Pull out every line with the word "girl" from the entries below.

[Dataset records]
════════
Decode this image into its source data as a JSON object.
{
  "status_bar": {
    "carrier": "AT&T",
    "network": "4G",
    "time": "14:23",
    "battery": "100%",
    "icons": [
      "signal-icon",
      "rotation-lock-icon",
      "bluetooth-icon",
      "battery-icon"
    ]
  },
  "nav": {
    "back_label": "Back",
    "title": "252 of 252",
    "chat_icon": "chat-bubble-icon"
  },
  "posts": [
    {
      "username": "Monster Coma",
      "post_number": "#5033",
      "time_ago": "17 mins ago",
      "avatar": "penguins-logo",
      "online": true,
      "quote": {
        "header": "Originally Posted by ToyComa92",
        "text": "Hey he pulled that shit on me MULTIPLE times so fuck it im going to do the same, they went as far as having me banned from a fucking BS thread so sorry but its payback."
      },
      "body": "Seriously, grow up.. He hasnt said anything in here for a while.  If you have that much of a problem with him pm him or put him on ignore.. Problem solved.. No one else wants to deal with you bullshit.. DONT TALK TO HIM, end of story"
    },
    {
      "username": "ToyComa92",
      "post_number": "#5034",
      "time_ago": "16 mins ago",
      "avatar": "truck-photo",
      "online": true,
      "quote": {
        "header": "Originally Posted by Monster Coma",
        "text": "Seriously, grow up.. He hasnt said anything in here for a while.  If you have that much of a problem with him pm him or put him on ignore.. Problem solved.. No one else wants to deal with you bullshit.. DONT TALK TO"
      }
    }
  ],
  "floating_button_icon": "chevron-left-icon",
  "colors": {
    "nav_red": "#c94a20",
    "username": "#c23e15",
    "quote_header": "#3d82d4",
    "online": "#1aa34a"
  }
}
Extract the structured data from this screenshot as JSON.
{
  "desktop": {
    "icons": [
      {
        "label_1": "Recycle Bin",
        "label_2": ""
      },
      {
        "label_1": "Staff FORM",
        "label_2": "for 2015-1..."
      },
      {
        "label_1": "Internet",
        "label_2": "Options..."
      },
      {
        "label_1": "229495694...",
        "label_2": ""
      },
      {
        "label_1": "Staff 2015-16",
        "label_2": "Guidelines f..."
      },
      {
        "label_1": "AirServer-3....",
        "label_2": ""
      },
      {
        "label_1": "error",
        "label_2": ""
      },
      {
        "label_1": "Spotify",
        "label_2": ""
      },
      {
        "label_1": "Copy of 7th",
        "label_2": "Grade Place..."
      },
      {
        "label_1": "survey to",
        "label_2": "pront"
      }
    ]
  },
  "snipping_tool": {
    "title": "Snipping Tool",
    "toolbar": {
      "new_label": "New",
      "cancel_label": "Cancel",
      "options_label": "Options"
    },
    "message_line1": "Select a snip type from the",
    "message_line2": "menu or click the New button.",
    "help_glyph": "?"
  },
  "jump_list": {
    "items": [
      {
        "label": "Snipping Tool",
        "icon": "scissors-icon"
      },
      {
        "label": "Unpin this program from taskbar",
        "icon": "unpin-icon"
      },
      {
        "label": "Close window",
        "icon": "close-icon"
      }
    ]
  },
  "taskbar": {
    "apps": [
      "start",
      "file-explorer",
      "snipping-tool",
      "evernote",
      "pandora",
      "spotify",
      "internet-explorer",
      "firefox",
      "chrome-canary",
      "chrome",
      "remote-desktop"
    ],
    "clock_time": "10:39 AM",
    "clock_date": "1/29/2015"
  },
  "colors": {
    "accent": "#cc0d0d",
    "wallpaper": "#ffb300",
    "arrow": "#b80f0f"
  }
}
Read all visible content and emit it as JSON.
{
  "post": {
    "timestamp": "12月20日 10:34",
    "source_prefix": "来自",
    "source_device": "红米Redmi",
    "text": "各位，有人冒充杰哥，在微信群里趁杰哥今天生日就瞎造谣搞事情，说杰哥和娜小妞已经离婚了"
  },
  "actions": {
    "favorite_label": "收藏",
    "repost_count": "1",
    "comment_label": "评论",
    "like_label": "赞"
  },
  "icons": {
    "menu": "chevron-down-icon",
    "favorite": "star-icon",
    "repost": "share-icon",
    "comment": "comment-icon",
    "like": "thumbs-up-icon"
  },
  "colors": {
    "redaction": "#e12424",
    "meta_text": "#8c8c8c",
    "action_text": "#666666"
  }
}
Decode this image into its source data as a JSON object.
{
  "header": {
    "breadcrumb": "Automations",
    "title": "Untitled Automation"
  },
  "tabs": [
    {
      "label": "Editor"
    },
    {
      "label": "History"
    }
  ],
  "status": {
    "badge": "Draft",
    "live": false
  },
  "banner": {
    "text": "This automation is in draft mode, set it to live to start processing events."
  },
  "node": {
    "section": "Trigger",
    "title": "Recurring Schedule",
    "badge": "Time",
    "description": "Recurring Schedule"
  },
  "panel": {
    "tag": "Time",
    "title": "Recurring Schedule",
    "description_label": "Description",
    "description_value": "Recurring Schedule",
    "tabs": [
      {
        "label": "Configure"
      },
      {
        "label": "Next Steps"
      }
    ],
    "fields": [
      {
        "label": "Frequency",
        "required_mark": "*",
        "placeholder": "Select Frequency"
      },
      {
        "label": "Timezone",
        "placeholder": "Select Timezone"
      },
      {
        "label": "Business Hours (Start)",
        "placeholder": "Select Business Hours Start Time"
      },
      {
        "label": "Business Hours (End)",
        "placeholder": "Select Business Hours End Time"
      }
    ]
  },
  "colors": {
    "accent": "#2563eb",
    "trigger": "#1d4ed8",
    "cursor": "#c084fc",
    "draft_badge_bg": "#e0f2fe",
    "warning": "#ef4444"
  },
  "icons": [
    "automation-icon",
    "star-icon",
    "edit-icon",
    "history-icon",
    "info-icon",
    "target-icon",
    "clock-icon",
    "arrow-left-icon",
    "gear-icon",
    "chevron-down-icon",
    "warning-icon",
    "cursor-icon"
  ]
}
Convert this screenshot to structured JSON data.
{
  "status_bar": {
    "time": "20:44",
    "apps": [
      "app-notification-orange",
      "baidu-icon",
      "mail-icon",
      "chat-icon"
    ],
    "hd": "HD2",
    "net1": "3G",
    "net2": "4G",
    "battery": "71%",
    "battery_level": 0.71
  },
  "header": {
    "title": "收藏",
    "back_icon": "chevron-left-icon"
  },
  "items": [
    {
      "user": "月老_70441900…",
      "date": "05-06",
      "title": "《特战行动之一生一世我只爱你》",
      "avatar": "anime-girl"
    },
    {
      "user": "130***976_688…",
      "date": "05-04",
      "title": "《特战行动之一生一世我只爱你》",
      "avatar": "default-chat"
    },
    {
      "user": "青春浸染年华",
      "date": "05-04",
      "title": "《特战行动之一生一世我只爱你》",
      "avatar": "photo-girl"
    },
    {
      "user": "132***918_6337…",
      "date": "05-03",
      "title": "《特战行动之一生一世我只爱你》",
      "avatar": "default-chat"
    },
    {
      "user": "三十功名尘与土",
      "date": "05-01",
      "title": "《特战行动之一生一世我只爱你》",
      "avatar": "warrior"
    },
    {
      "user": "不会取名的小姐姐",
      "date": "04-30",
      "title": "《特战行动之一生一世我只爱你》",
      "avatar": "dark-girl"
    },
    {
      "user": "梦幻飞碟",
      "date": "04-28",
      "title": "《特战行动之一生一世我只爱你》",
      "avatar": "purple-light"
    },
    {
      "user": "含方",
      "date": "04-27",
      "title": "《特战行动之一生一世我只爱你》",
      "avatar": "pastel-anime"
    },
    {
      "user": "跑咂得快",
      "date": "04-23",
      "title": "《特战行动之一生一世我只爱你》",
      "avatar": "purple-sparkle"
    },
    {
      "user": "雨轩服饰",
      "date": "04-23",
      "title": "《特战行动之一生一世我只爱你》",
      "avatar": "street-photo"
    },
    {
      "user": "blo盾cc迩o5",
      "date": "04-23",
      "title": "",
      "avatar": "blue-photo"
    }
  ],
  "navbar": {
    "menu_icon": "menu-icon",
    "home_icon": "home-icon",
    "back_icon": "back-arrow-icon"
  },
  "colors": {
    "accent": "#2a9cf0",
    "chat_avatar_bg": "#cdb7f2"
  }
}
════════
§ **EXERCISE ANSWER**
      "avatar": "anime-girl"
      "avatar": "photo-girl"
      "avatar": "dark-girl"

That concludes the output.